- [TEXT PROVIDED]:
South Park depicts Muhammad — allegedly — in a bear suit. (Turns out it was actually Santa disguised as a bear.) The organization Revolution Muslim threatens South Park creators Trey Parker and Matt Stone, suggesting that they will suffer the same fate as Dutch filmmaker Theo Van Gogh, who was murdered in 2004 over his supposed dissing of Muhammad. Parker and Stone respond in this week’s episode with some dialogue referring to the threat. What happened next? Via the Associated Press:

Producers of “South Park” said Thursday that Comedy Central removed a speech about intimidation and fear from their show after a radical Muslim group warned that they could be killed for insulting the Prophet Muhammad.

It came during about 35 seconds of dialogue between the cartoon characters of Kyle, Jesus Christ and Santa Claus that was bleeped out.

“It wasn’t some meta-joke on our part,” producers Trey Parker and Matt Stone said. Comedy Central declined to comment.

What possible purpose is served by censoring a response to a threat that criticizes the use of intimidation and fear? As Jon Stewart noted last night in a blistering takedown of Revolution Muslim, they’re based in New York City, where they enjoy the full protection of whatever they want to say, no matter how repulsive, yet they want to take that same right away from someone else.

Data items
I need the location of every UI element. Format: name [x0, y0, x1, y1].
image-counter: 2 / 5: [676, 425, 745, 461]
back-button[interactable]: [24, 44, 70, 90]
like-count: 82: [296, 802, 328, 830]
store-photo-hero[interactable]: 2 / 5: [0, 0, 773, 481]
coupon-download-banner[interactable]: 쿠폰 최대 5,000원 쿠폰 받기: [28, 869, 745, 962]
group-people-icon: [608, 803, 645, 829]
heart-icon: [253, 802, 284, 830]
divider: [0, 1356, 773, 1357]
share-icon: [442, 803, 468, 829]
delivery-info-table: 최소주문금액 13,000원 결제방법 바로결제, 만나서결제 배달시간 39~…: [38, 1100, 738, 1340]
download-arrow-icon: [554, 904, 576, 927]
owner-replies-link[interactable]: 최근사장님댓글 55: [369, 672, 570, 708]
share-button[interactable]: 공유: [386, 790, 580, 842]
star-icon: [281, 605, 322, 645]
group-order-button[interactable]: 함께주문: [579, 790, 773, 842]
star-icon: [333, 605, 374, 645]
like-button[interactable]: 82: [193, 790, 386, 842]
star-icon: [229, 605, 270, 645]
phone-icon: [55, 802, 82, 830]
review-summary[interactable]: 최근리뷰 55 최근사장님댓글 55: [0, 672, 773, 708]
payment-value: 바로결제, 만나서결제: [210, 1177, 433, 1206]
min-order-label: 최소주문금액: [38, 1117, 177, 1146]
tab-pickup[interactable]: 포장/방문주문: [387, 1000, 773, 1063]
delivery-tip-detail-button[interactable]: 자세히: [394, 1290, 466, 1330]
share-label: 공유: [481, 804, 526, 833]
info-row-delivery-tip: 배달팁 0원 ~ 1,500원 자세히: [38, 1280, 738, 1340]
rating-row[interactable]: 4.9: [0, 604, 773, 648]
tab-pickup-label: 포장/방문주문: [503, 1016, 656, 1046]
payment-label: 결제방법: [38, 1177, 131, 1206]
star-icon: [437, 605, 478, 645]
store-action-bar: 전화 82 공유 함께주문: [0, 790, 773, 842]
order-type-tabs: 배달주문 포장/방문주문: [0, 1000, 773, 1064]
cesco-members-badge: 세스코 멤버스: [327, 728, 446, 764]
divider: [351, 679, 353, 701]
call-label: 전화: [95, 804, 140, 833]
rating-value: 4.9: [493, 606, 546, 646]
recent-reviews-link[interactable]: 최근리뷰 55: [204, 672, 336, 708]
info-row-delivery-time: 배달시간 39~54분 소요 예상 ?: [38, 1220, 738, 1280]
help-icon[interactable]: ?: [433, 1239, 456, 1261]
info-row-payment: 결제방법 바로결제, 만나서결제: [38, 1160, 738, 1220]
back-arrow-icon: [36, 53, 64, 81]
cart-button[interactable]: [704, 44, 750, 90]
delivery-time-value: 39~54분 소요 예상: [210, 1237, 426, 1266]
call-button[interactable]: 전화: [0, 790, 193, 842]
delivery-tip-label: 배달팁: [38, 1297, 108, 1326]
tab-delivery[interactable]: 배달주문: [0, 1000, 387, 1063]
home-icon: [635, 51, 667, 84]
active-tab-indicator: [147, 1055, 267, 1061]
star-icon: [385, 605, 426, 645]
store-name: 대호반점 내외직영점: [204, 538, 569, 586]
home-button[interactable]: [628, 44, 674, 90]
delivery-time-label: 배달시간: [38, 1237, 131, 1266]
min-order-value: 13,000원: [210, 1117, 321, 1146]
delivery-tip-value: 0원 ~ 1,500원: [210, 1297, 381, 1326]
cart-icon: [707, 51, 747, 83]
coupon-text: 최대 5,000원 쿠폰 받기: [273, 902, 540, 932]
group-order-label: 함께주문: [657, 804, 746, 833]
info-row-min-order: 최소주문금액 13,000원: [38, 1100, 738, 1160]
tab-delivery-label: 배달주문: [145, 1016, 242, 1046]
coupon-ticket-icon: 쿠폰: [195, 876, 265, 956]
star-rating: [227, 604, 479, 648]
* * *
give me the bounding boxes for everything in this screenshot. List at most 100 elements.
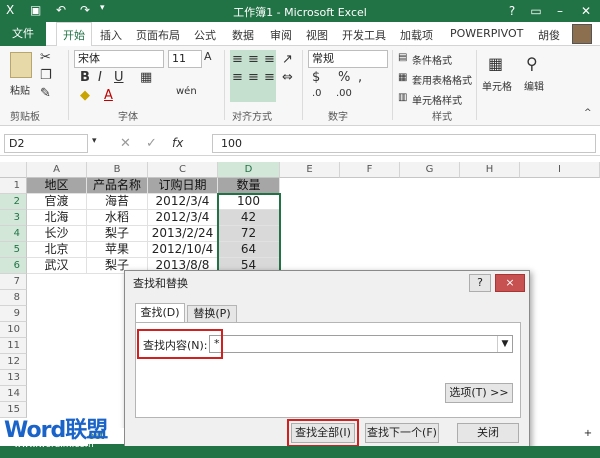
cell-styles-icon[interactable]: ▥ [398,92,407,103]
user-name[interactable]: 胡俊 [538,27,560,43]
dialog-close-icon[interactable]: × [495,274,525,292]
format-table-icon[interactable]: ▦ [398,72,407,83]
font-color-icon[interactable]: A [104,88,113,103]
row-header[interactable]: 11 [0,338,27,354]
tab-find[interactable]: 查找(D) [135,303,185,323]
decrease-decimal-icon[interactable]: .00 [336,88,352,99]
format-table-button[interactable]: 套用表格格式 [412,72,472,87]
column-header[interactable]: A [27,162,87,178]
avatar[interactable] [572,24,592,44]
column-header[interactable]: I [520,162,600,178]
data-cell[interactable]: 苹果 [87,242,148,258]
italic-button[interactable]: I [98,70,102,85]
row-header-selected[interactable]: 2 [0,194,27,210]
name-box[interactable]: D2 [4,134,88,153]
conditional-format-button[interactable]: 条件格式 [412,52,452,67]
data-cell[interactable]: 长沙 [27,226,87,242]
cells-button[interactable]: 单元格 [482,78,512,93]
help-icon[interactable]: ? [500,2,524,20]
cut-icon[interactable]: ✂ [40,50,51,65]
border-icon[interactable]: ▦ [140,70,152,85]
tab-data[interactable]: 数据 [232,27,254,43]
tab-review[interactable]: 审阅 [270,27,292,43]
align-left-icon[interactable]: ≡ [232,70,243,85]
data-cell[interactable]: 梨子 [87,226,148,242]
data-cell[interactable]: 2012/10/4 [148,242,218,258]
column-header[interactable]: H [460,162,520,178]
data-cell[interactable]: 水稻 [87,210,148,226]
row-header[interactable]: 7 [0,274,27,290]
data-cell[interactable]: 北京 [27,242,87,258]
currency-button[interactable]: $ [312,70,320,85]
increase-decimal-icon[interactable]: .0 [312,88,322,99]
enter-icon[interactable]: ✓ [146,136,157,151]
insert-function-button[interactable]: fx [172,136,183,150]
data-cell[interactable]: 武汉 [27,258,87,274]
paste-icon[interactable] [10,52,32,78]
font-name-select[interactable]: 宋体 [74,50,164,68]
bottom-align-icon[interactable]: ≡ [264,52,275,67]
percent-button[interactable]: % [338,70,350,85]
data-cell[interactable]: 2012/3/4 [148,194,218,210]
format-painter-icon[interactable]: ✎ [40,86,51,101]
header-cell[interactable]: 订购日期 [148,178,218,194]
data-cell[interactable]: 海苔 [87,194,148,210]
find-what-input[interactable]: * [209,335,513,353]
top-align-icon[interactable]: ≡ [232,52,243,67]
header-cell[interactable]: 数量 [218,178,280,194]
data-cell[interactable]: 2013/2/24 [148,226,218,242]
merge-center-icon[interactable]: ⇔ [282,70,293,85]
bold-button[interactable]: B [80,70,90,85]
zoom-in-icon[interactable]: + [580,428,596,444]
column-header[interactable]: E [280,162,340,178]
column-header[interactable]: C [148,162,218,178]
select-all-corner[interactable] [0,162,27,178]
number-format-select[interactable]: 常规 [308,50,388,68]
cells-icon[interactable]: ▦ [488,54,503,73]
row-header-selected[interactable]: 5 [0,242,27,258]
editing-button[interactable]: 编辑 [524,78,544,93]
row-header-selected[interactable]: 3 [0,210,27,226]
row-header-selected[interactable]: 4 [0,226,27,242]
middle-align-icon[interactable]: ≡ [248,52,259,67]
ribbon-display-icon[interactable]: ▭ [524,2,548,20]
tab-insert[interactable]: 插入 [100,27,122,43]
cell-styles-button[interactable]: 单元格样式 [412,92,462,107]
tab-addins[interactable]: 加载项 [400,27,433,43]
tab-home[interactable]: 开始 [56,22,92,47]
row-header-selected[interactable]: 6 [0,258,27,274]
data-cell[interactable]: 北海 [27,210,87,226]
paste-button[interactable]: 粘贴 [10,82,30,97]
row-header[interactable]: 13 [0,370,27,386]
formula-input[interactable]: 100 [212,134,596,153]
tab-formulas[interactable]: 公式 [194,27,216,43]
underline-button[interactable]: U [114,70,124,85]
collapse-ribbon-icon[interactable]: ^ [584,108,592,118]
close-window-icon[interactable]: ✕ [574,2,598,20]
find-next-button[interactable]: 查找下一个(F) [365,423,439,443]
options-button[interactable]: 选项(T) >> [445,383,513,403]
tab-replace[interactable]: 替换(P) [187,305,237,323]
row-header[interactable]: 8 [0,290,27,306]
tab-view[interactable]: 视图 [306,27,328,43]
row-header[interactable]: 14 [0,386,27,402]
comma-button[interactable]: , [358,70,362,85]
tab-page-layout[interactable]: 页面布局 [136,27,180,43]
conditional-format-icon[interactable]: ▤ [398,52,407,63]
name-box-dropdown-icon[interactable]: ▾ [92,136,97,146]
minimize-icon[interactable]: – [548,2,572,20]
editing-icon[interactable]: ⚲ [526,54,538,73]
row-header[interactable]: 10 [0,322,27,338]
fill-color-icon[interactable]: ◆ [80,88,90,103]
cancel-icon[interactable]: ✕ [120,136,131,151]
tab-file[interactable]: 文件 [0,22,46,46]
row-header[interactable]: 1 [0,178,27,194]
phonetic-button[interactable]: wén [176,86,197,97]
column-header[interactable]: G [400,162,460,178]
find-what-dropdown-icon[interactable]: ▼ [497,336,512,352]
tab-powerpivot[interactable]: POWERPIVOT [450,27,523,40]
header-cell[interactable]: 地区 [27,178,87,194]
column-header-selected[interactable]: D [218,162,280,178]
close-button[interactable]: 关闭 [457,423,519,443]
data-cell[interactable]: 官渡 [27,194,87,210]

- [EXERCISE BRIEF]: Continue the passage about the censoring of South Park, picking up right after its final sentence. The listing above was taken from a separate, unrelated source.

- [EXPECTED OUTPUT]:
Of course, Parker and Stone have no right to free speech specifically via Comedy Central, and as a legal issue, the network is surely well within the purview of the law in cutting whatever it wants to cut from whatever airs under its banner. But did the network do itself any good? Or did it just set itself up for further intimidation from whoever doesn’t like what it’s broadcasting? (As the Christian Defense Coalition is now complaining, “It is bigotry and discrimination at its worst to protect one faith tradition, Islam, and allow others to be mocked and ridiculed.” If Christian groups threaten Comedy Central, will the network give in to their demands, too?)

Did Comedy Central do the right thing in censoring South Park?

(If you have a suggestion for a QOTD, feel free to email me. Responses to this QOTD sent by email will be ignored; please post your responses here.)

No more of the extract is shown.